### Entries shown

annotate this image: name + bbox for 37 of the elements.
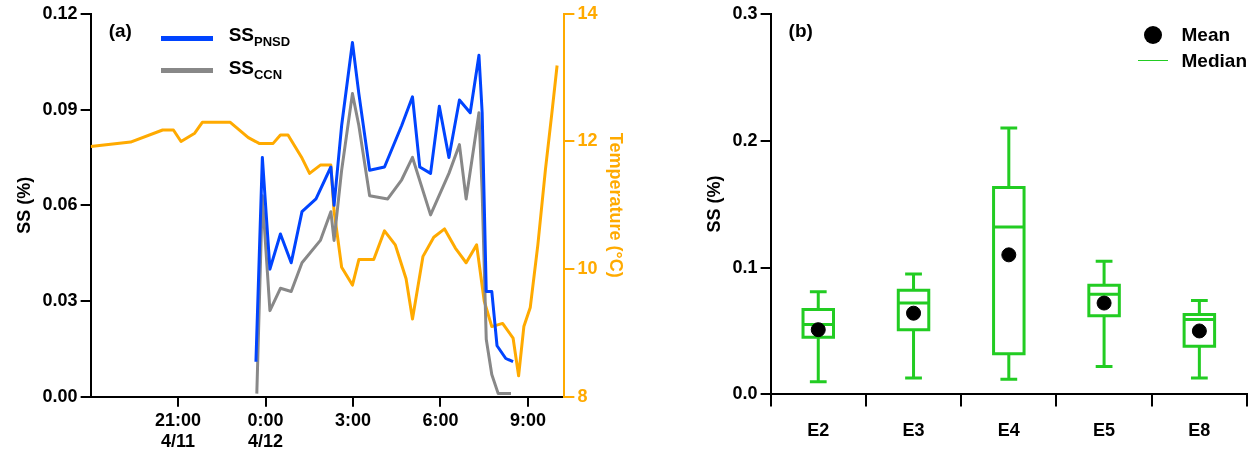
point (810, 322, 826, 338)
x-tick-label: E4 (997, 420, 1020, 441)
legend-label: Mean (1181, 22, 1231, 47)
y-tick-label: 0.06 (42, 194, 78, 215)
y2-axis-title: Temperature (°C) (606, 132, 627, 278)
point (1001, 247, 1017, 263)
x-tick-label: E3 (902, 420, 925, 441)
y-tick-label: 0.3 (732, 2, 758, 23)
y-tick-label: 0.1 (732, 256, 758, 277)
x-tick-label: E8 (1188, 420, 1211, 441)
legend-label: SS$_{CCN}$ (228, 55, 283, 84)
y-tick-label: 0.2 (732, 129, 758, 150)
y2-tick-label: 8 (577, 385, 588, 406)
y-tick-label: 0.00 (42, 385, 78, 406)
y2-tick-label: 12 (577, 130, 598, 151)
y-tick-label: 0.0 (732, 383, 758, 404)
y-axis-title: SS (%) (13, 176, 34, 234)
y-tick-label: 0.12 (42, 2, 78, 23)
x-tick-label: E2 (807, 420, 830, 441)
x-tick-label: 21:00 4/11 (155, 409, 202, 452)
y2-tick-label: 14 (577, 2, 598, 23)
point (1191, 323, 1207, 339)
point (1096, 295, 1112, 311)
annotation: (b) (788, 19, 813, 41)
y-axis-title: SS (%) (703, 175, 724, 233)
x-tick-label: 3:00 (335, 409, 372, 430)
y-tick-label: 0.09 (42, 98, 78, 119)
y2-tick-label: 10 (577, 258, 598, 279)
legend-label: Median (1181, 48, 1247, 73)
legend-label: SS$_{PNSD}$ (228, 22, 291, 51)
x-tick-label: 6:00 (422, 409, 459, 430)
x-tick-label: E5 (1093, 420, 1116, 441)
x-tick-label: 9:00 (509, 409, 546, 430)
x-tick-label: 0:00 4/12 (247, 409, 284, 452)
point (906, 305, 922, 321)
annotation: (a) (108, 19, 132, 41)
y-tick-label: 0.03 (42, 290, 78, 311)
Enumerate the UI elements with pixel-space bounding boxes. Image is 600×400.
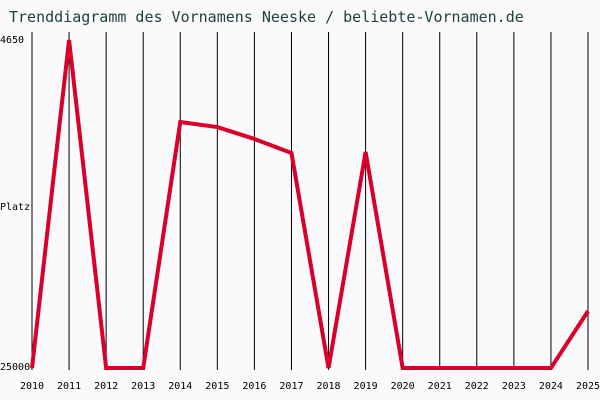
x-axis-label: 2017: [279, 381, 304, 392]
y-axis-bottom-label: 25000: [0, 362, 31, 373]
x-axis-label: 2024: [538, 381, 563, 392]
x-axis-label: 2022: [464, 381, 489, 392]
x-axis-label: 2018: [316, 381, 341, 392]
x-axis-label: 2015: [205, 381, 230, 392]
y-axis-top-label: 4650: [0, 35, 25, 46]
x-axis-label: 2016: [242, 381, 267, 392]
chart-title: Trenddiagramm des Vornamens Neeske / bel…: [9, 8, 524, 26]
x-axis-label: 2013: [131, 381, 156, 392]
x-axis-label: 2025: [575, 381, 600, 392]
x-axis-label: 2021: [427, 381, 452, 392]
series-line: [30, 39, 590, 370]
x-axis-label: 2019: [353, 381, 378, 392]
y-axis-title: Platz: [0, 202, 31, 213]
x-axis-label: 2014: [168, 381, 193, 392]
x-axis-label: 2010: [19, 381, 45, 392]
x-axis-label: 2020: [390, 381, 415, 392]
x-axis-label: 2023: [501, 381, 526, 392]
x-axis-label: 2011: [57, 381, 82, 392]
x-axis-label: 2012: [94, 381, 119, 392]
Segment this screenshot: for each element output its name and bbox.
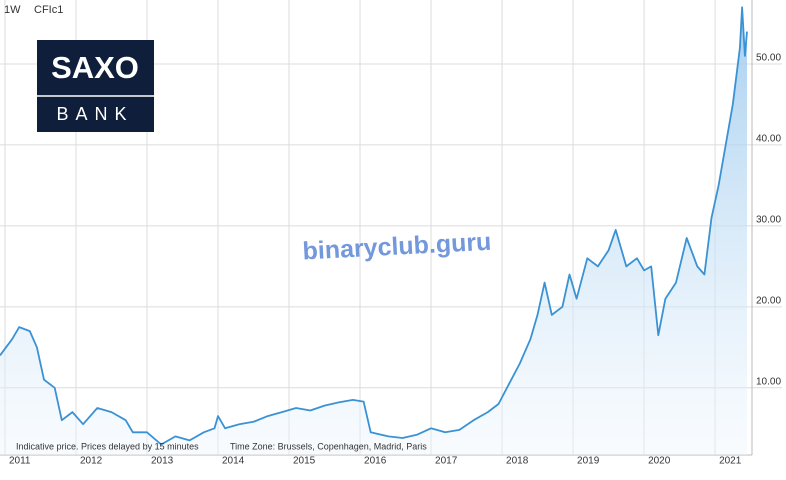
x-tick-label: 2017 [435, 456, 458, 467]
interval: 1W [4, 4, 21, 16]
logo-bottom: BANK [56, 104, 133, 124]
x-tick-label: 2020 [648, 456, 671, 467]
y-tick-label: 20.00 [756, 295, 781, 306]
logo-top: SAXO [51, 50, 139, 85]
y-tick-label: 10.00 [756, 376, 781, 387]
x-tick-label: 2019 [577, 456, 600, 467]
x-tick-label: 2015 [293, 456, 316, 467]
y-tick-label: 50.00 [756, 53, 781, 64]
symbol: CFIc1 [34, 4, 63, 16]
x-tick-label: 2011 [9, 456, 31, 467]
watermark: binaryclub.guru [302, 228, 492, 266]
area [0, 7, 747, 456]
x-tick-label: 2013 [151, 456, 174, 467]
note: Indicative price. Prices delayed by 15 m… [16, 441, 199, 451]
note: Time Zone: Brussels, Copenhagen, Madrid,… [230, 441, 427, 451]
x-tick-label: 2012 [80, 456, 103, 467]
x-tick-label: 2016 [364, 456, 387, 467]
x-tick-label: 2014 [222, 456, 245, 467]
y-tick-label: 30.00 [756, 215, 781, 226]
line [0, 6, 748, 446]
y-tick-label: 40.00 [756, 134, 781, 145]
x-tick-label: 2021 [719, 456, 742, 467]
logo-box [37, 40, 154, 132]
plot-area: 2011 2012 2013 2014 2015 2016 2017 2018 2019 2020… [0, 0, 782, 467]
x-tick-label: 2018 [506, 456, 529, 467]
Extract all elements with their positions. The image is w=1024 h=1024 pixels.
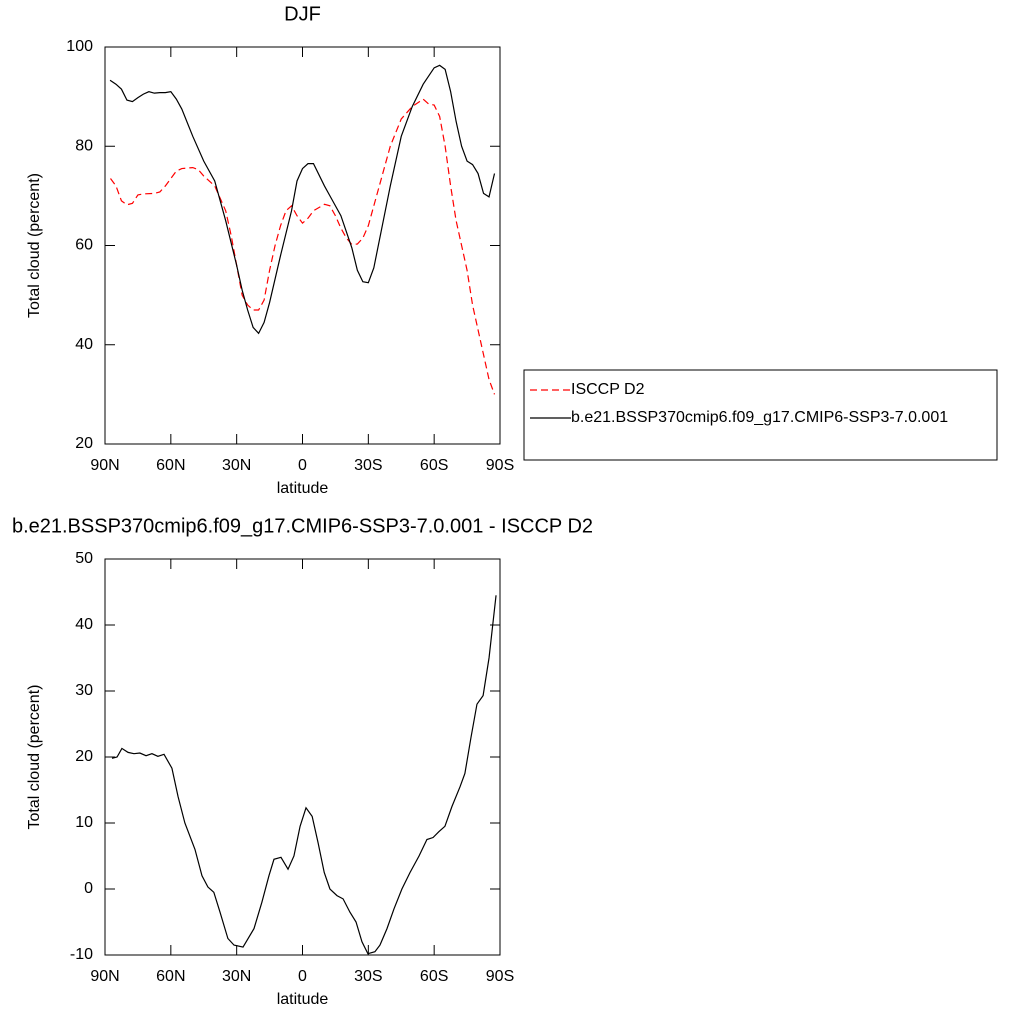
x-tick-label: 30S — [354, 457, 382, 474]
x-tick-label: 60N — [156, 457, 185, 474]
x-tick-label: 60S — [420, 457, 448, 474]
y-tick-label: 40 — [75, 336, 93, 353]
legend-label: b.e21.BSSP370cmip6.f09_g17.CMIP6-SSP3-7.… — [571, 409, 948, 426]
x-tick-label: 60S — [420, 968, 448, 985]
x-tick-label: 90S — [486, 457, 514, 474]
x-tick-label: 0 — [298, 968, 307, 985]
data-line — [111, 595, 497, 955]
x-tick-label: 90S — [486, 968, 514, 985]
y-tick-label: 100 — [66, 38, 93, 55]
y-tick-label: 20 — [75, 748, 93, 765]
y-tick-label: 20 — [75, 435, 93, 452]
chart-title: DJF — [284, 3, 321, 25]
x-axis-label: latitude — [277, 991, 329, 1008]
y-tick-label: 30 — [75, 682, 93, 699]
x-tick-label: 0 — [298, 457, 307, 474]
y-tick-label: 80 — [75, 137, 93, 154]
x-tick-label: 60N — [156, 968, 185, 985]
plot-frame — [104, 558, 501, 956]
x-axis-label: latitude — [277, 480, 329, 497]
x-tick-label: 30S — [354, 968, 382, 985]
data-line — [110, 98, 496, 395]
y-tick-label: 40 — [75, 616, 93, 633]
y-tick-label: 0 — [84, 880, 93, 897]
y-axis-label: Total cloud (percent) — [26, 685, 43, 830]
x-tick-label: 90N — [90, 968, 119, 985]
legend-box — [523, 369, 998, 461]
y-tick-label: -10 — [70, 946, 93, 963]
y-tick-label: 50 — [75, 550, 93, 567]
y-tick-label: 10 — [75, 814, 93, 831]
x-tick-label: 30N — [222, 457, 251, 474]
y-tick-label: 60 — [75, 237, 93, 254]
legend-label: ISCCP D2 — [571, 381, 645, 398]
x-tick-label: 90N — [90, 457, 119, 474]
plot-frame — [104, 46, 501, 445]
data-line — [109, 64, 496, 335]
x-tick-label: 30N — [222, 968, 251, 985]
y-axis-label: Total cloud (percent) — [26, 173, 43, 318]
chart-title: b.e21.BSSP370cmip6.f09_g17.CMIP6-SSP3-7.… — [12, 515, 593, 537]
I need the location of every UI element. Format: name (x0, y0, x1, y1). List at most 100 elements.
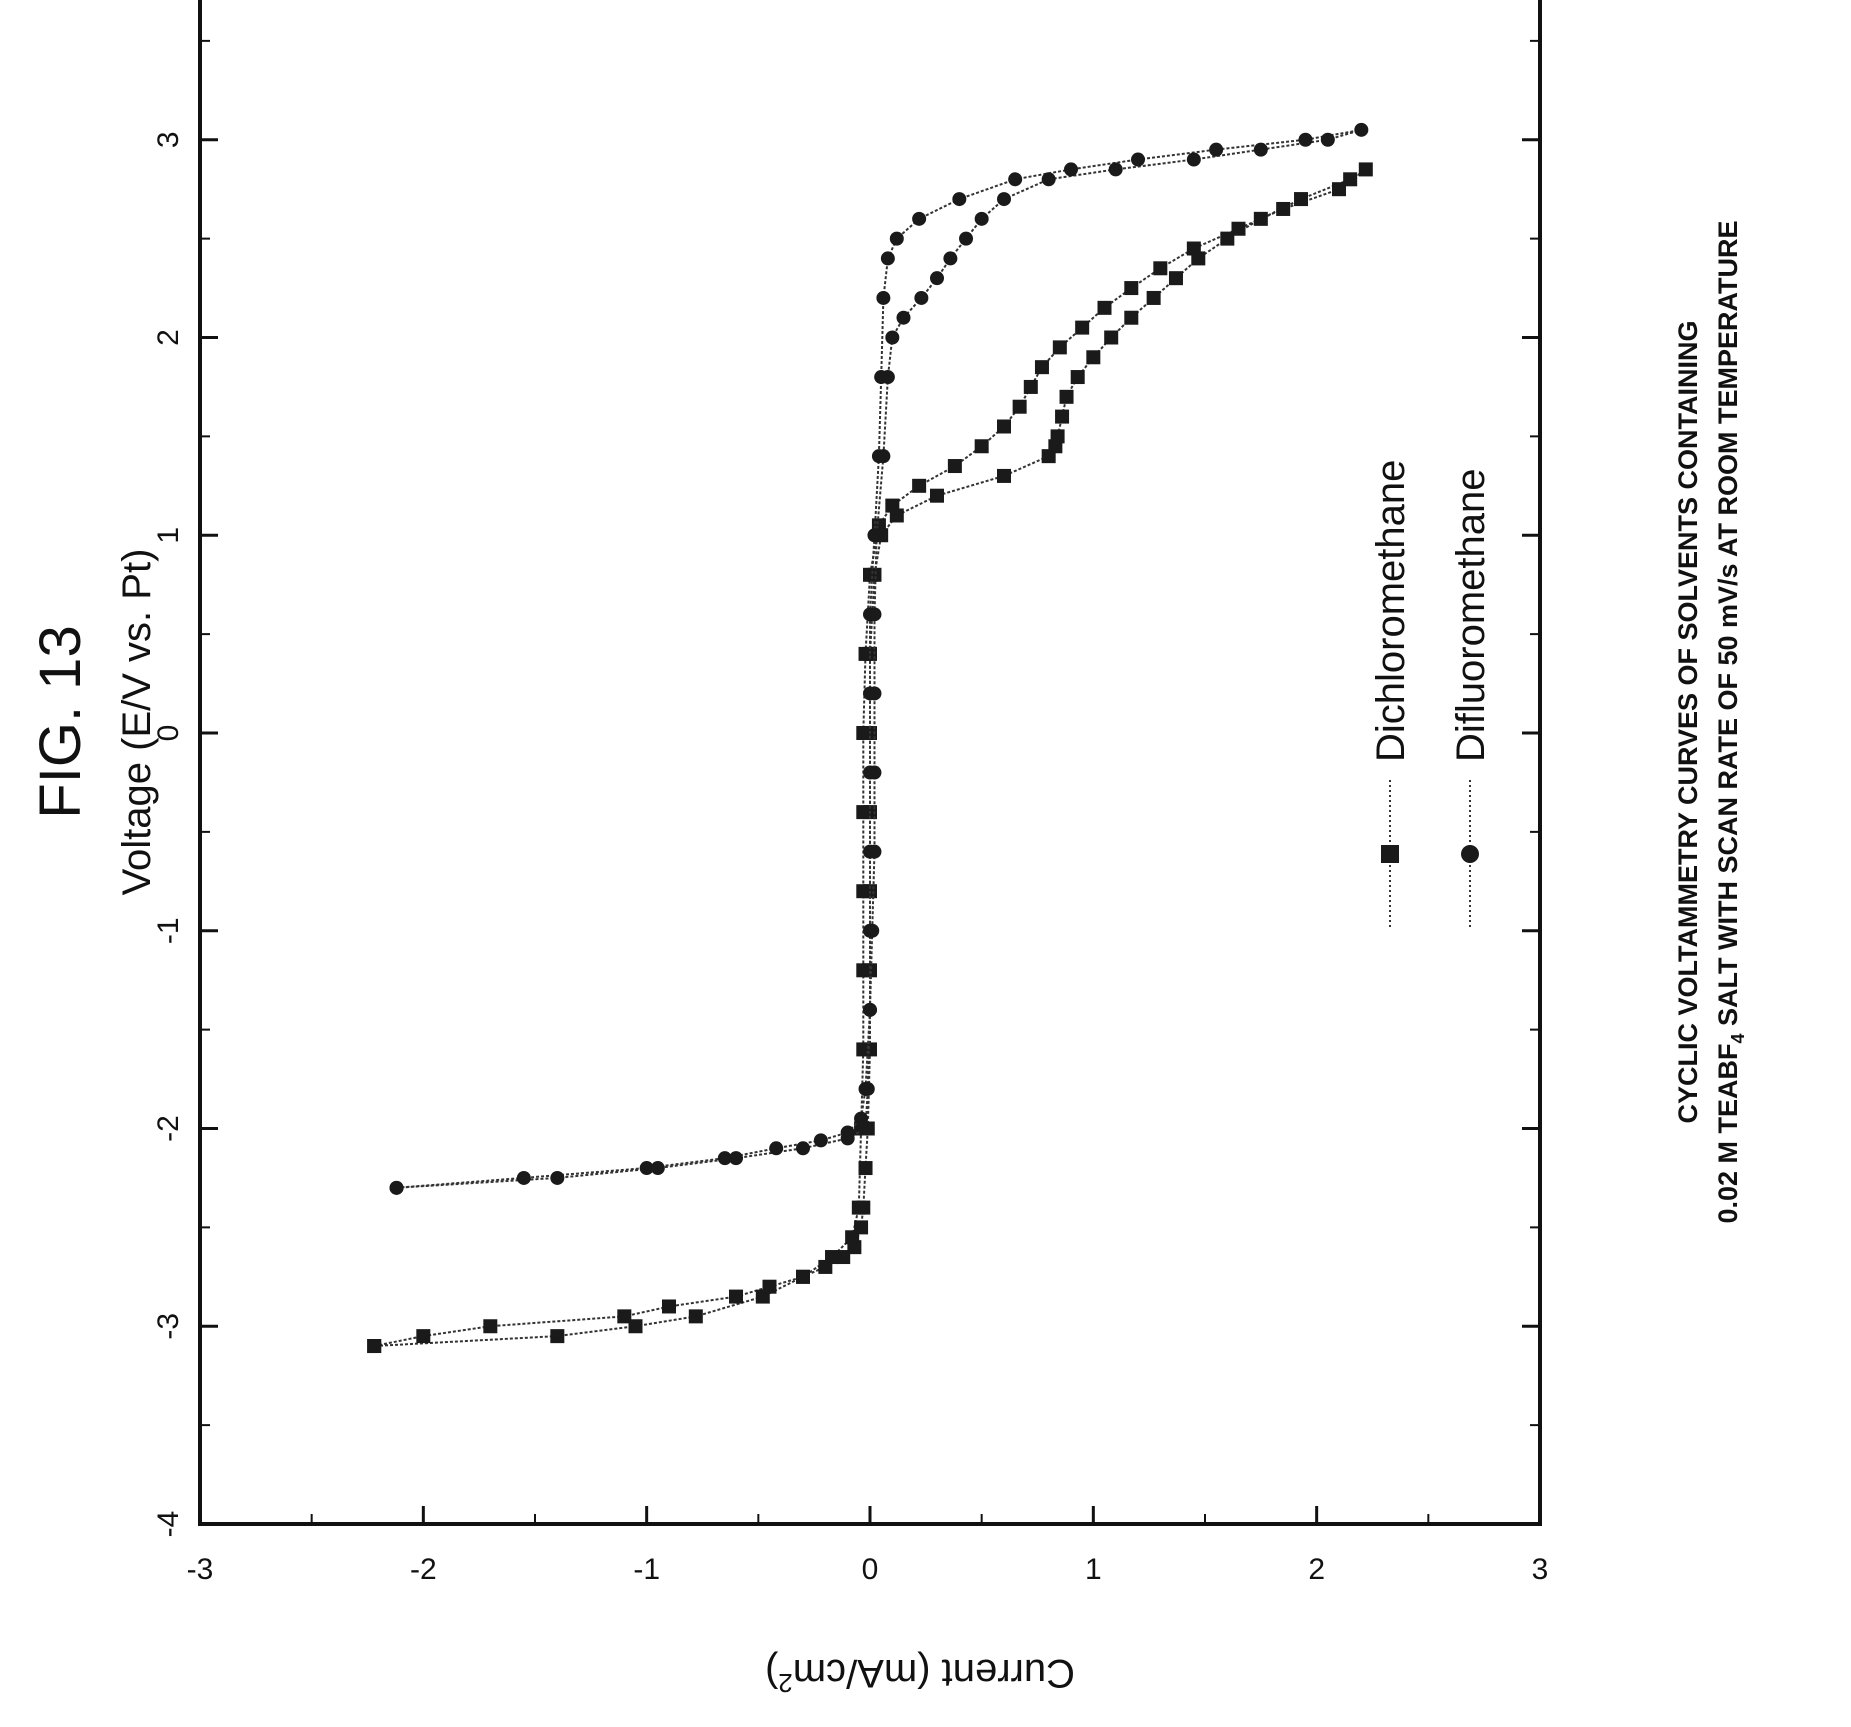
data-point-dichloromethane (825, 1250, 840, 1265)
data-point-dichloromethane (1294, 192, 1309, 207)
legend-label-difluoromethane: Difluoromethane (1449, 469, 1493, 763)
data-point-difluoromethane (889, 231, 904, 246)
data-point-difluoromethane (867, 686, 882, 701)
data-point-difluoromethane (912, 211, 927, 226)
legend-marker-difluoromethane (1461, 845, 1479, 863)
data-point-dichloromethane (1253, 211, 1268, 226)
data-point-dichloromethane (1220, 231, 1235, 246)
data-point-dichloromethane (856, 805, 871, 820)
x-axis: -4-3-2-101234 (152, 39, 1540, 1538)
data-point-dichloromethane (1055, 409, 1070, 424)
data-point-dichloromethane (367, 1339, 382, 1354)
data-point-dichloromethane (997, 468, 1011, 483)
data-point-difluoromethane (943, 251, 958, 266)
data-point-difluoromethane (813, 1133, 828, 1148)
y-axis-label-close: ) (765, 1651, 778, 1695)
data-point-dichloromethane (416, 1329, 431, 1344)
y-tick-label: 0 (862, 1553, 879, 1586)
x-tick-label: -2 (152, 1115, 185, 1142)
data-point-dichloromethane (1124, 281, 1139, 296)
data-point-difluoromethane (1131, 152, 1145, 167)
data-point-difluoromethane (639, 1161, 654, 1176)
y-tick-label: 2 (1308, 1553, 1325, 1586)
data-point-difluoromethane (867, 844, 882, 859)
data-point-dichloromethane (845, 1230, 860, 1245)
data-point-dichloromethane (1186, 241, 1201, 256)
figure-label: FIG. 13 (28, 625, 93, 818)
y-tick-label: -1 (633, 1553, 660, 1586)
data-point-dichloromethane (1075, 320, 1090, 335)
data-point-dichloromethane (628, 1319, 643, 1334)
chart-title-line-2b: SALT WITH SCAN RATE OF 50 mV/s AT ROOM T… (1713, 220, 1743, 1033)
data-point-dichloromethane (617, 1309, 632, 1324)
data-point-dichloromethane (947, 459, 962, 474)
data-point-dichloromethane (1086, 350, 1101, 365)
data-point-difluoromethane (796, 1141, 810, 1156)
data-point-dichloromethane (856, 963, 871, 978)
data-point-dichloromethane (1276, 201, 1291, 216)
data-point-dichloromethane (1034, 360, 1049, 375)
y-axis-label-sup: 2 (778, 1668, 792, 1698)
data-point-dichloromethane (974, 439, 989, 454)
data-point-dichloromethane (688, 1309, 703, 1324)
data-point-difluoromethane (1209, 142, 1224, 157)
data-point-difluoromethane (952, 192, 967, 207)
data-point-dichloromethane (1332, 182, 1346, 197)
data-point-dichloromethane (1050, 429, 1065, 444)
data-point-difluoromethane (865, 923, 880, 938)
data-point-difluoromethane (876, 449, 891, 464)
data-point-difluoromethane (974, 211, 989, 226)
rotated-chart-group: CYCLIC VOLTAMMETRY CURVES OF SOLVENTS CO… (28, 0, 1748, 1586)
data-point-difluoromethane (650, 1161, 665, 1176)
data-point-dichloromethane (483, 1319, 498, 1334)
chart-title-subscript: 4 (1728, 1033, 1748, 1043)
x-tick-label: 1 (152, 527, 185, 544)
data-point-difluoromethane (997, 192, 1011, 207)
data-point-dichloromethane (550, 1329, 565, 1344)
data-point-dichloromethane (1153, 261, 1168, 276)
x-tick-label: -1 (152, 917, 185, 944)
data-point-difluoromethane (867, 607, 882, 622)
data-point-difluoromethane (1008, 172, 1023, 187)
chart-title-line-2: 0.02 M TEABF4 SALT WITH SCAN RATE OF 50 … (1713, 220, 1748, 1223)
data-point-dichloromethane (851, 1200, 866, 1215)
data-point-dichloromethane (858, 646, 873, 661)
data-point-dichloromethane (1070, 370, 1085, 385)
chart-title-line-1: CYCLIC VOLTAMMETRY CURVES OF SOLVENTS CO… (1673, 320, 1703, 1123)
y-axis: 3 2 1 0 -1 -2 -3 (187, 1506, 1548, 1586)
data-point-difluoromethane (717, 1151, 732, 1166)
y-tick-label: -2 (410, 1553, 437, 1586)
y-tick-label: -3 (187, 1553, 214, 1586)
data-point-dichloromethane (930, 488, 944, 503)
data-point-difluoromethane (729, 1151, 743, 1166)
data-point-difluoromethane (769, 1141, 784, 1156)
legend: Dichloromethane Difluoromethane (1369, 460, 1493, 927)
data-point-difluoromethane (869, 528, 884, 543)
data-point-difluoromethane (1186, 152, 1201, 167)
y-axis-label: Current (mA/cm2) (765, 1651, 1075, 1698)
data-point-difluoromethane (1298, 132, 1313, 147)
data-point-difluoromethane (858, 1121, 873, 1136)
data-point-dichloromethane (1168, 271, 1183, 286)
data-point-difluoromethane (959, 231, 974, 246)
y-axis-label-main: Current (mA/cm (793, 1651, 1075, 1695)
data-point-difluoromethane (550, 1170, 565, 1185)
data-point-difluoromethane (880, 370, 895, 385)
data-point-dichloromethane (796, 1269, 810, 1284)
data-point-dichloromethane (1358, 162, 1373, 177)
series-difluoromethane (389, 122, 1369, 1195)
x-tick-label: 0 (152, 725, 185, 742)
series-layer (367, 122, 1373, 1354)
data-point-difluoromethane (1253, 142, 1268, 157)
data-point-dichloromethane (1097, 300, 1112, 315)
data-point-difluoromethane (876, 290, 891, 305)
x-tick-label: 2 (152, 329, 185, 346)
data-point-dichloromethane (729, 1289, 743, 1304)
x-tick-label: -4 (152, 1511, 185, 1538)
data-point-difluoromethane (1108, 162, 1123, 177)
data-point-difluoromethane (516, 1170, 531, 1185)
y-tick-label: 1 (1085, 1553, 1102, 1586)
chart-title-line-2a: 0.02 M TEABF (1713, 1044, 1743, 1224)
data-point-dichloromethane (912, 478, 927, 493)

######

What to do — Please copy the rows above word for word, starting at the line that contains "x-tick-label: 2017 [435, 456, 458, 467]" and ending at the line that contains "logo-top: SAXO [51, 50, 139, 85]", with both of those lines included.

Expected answer —
x-tick-label: 2017 [435, 456, 458, 467]
interval: 1W [4, 4, 21, 16]
logo-bottom: BANK [56, 104, 133, 124]
x-tick-label: 2020 [648, 456, 671, 467]
y-tick-label: 20.00 [756, 295, 781, 306]
logo-top: SAXO [51, 50, 139, 85]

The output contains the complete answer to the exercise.